Leave out the pictures; transcribe all else exactly.

Records about charts and figures:
□ □ □ □ □ □ □
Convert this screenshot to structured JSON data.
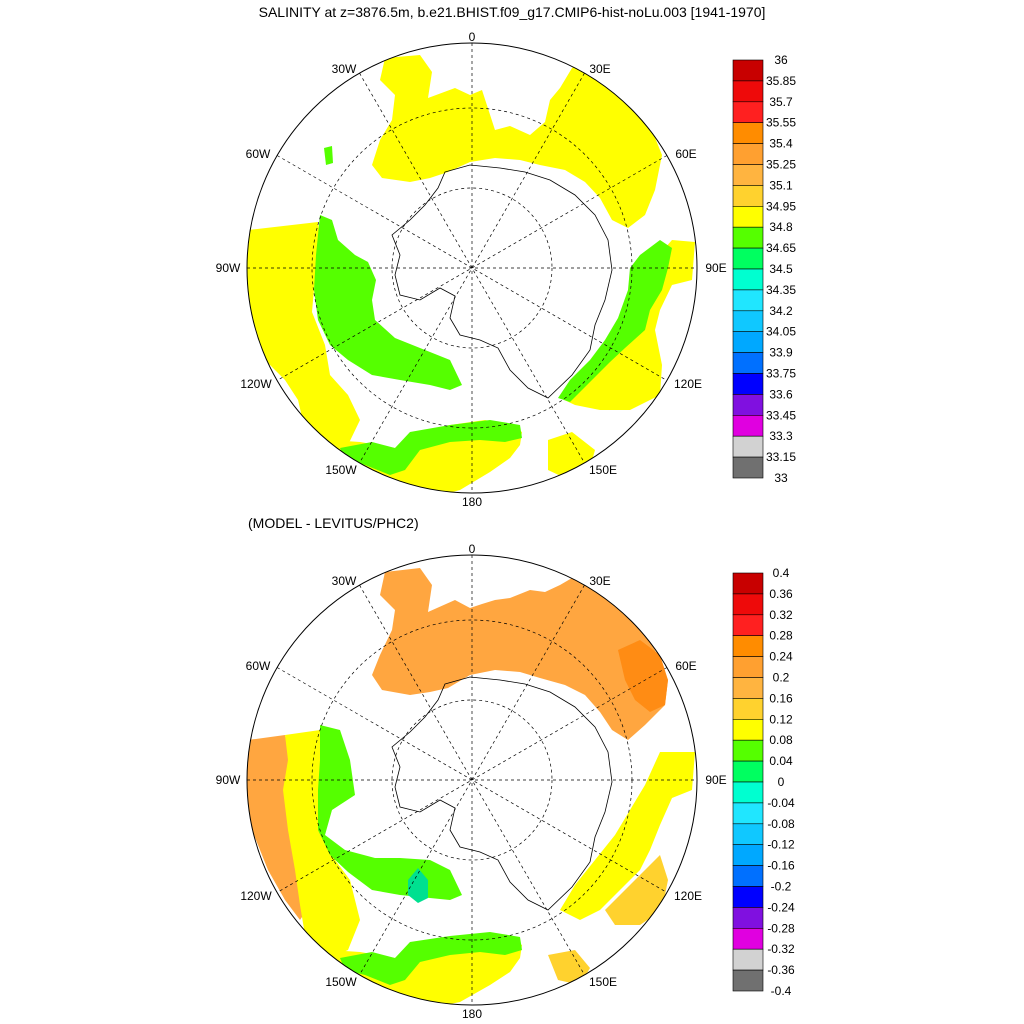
{
  "title": "SALINITY at z=3876.5m, b.e21.BHIST.f09_g17.CMIP6-hist-noLu.003 [1941-1970]",
  "subtitle": "(MODEL - LEVITUS/PHC2)",
  "longitude_labels": [
    "0",
    "30E",
    "60E",
    "90E",
    "120E",
    "150E",
    "180",
    "150W",
    "120W",
    "90W",
    "60W",
    "30W"
  ],
  "colors": {
    "land": "#ffffff",
    "grid": "#000000",
    "yellow": "#ffff00",
    "green": "#55ff00",
    "light_orange": "#ffa640",
    "orange": "#ff8c14",
    "gold": "#ffd22e",
    "teal": "#00e090"
  },
  "top_colorbar": {
    "labels": [
      "36",
      "35.85",
      "35.7",
      "35.55",
      "35.4",
      "35.25",
      "35.1",
      "34.95",
      "34.8",
      "34.65",
      "34.5",
      "34.35",
      "34.2",
      "34.05",
      "33.9",
      "33.75",
      "33.6",
      "33.45",
      "33.3",
      "33.15",
      "33"
    ],
    "colors": [
      "#c80000",
      "#ee0a0a",
      "#ff2020",
      "#ff8c00",
      "#ffa030",
      "#ffb440",
      "#ffd22e",
      "#ffff00",
      "#55ff00",
      "#00ff60",
      "#00ffd0",
      "#20e6ff",
      "#10c8ff",
      "#00a8ff",
      "#0070ff",
      "#0000ff",
      "#8010e0",
      "#e000e0",
      "#d2d2d2",
      "#707070"
    ]
  },
  "bottom_colorbar": {
    "labels": [
      "0.4",
      "0.36",
      "0.32",
      "0.28",
      "0.24",
      "0.2",
      "0.16",
      "0.12",
      "0.08",
      "0.04",
      "0",
      "-0.04",
      "-0.08",
      "-0.12",
      "-0.16",
      "-0.2",
      "-0.24",
      "-0.28",
      "-0.32",
      "-0.36",
      "-0.4"
    ],
    "colors": [
      "#c80000",
      "#ee0a0a",
      "#ff2020",
      "#ff8c00",
      "#ffa030",
      "#ffb440",
      "#ffd22e",
      "#ffff00",
      "#55ff00",
      "#00ff60",
      "#00ffd0",
      "#20e6ff",
      "#10c8ff",
      "#00a8ff",
      "#0070ff",
      "#0000ff",
      "#8010e0",
      "#e000e0",
      "#d2d2d2",
      "#707070"
    ]
  }
}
□ □ □ □ □ □ □
§ **Response to the exercise**
Convert this screenshot to structured JSON data.
{
  "title": "SALINITY at z=3876.5m, b.e21.BHIST.f09_g17.CMIP6-hist-noLu.003 [1941-1970]",
  "subtitle": "(MODEL - LEVITUS/PHC2)",
  "longitude_labels": [
    "0",
    "30E",
    "60E",
    "90E",
    "120E",
    "150E",
    "180",
    "150W",
    "120W",
    "90W",
    "60W",
    "30W"
  ],
  "colors": {
    "land": "#ffffff",
    "grid": "#000000",
    "yellow": "#ffff00",
    "green": "#55ff00",
    "light_orange": "#ffa640",
    "orange": "#ff8c14",
    "gold": "#ffd22e",
    "teal": "#00e090"
  },
  "top_colorbar": {
    "labels": [
      "36",
      "35.85",
      "35.7",
      "35.55",
      "35.4",
      "35.25",
      "35.1",
      "34.95",
      "34.8",
      "34.65",
      "34.5",
      "34.35",
      "34.2",
      "34.05",
      "33.9",
      "33.75",
      "33.6",
      "33.45",
      "33.3",
      "33.15",
      "33"
    ],
    "colors": [
      "#c80000",
      "#ee0a0a",
      "#ff2020",
      "#ff8c00",
      "#ffa030",
      "#ffb440",
      "#ffd22e",
      "#ffff00",
      "#55ff00",
      "#00ff60",
      "#00ffd0",
      "#20e6ff",
      "#10c8ff",
      "#00a8ff",
      "#0070ff",
      "#0000ff",
      "#8010e0",
      "#e000e0",
      "#d2d2d2",
      "#707070"
    ]
  },
  "bottom_colorbar": {
    "labels": [
      "0.4",
      "0.36",
      "0.32",
      "0.28",
      "0.24",
      "0.2",
      "0.16",
      "0.12",
      "0.08",
      "0.04",
      "0",
      "-0.04",
      "-0.08",
      "-0.12",
      "-0.16",
      "-0.2",
      "-0.24",
      "-0.28",
      "-0.32",
      "-0.36",
      "-0.4"
    ],
    "colors": [
      "#c80000",
      "#ee0a0a",
      "#ff2020",
      "#ff8c00",
      "#ffa030",
      "#ffb440",
      "#ffd22e",
      "#ffff00",
      "#55ff00",
      "#00ff60",
      "#00ffd0",
      "#20e6ff",
      "#10c8ff",
      "#00a8ff",
      "#0070ff",
      "#0000ff",
      "#8010e0",
      "#e000e0",
      "#d2d2d2",
      "#707070"
    ]
  }
}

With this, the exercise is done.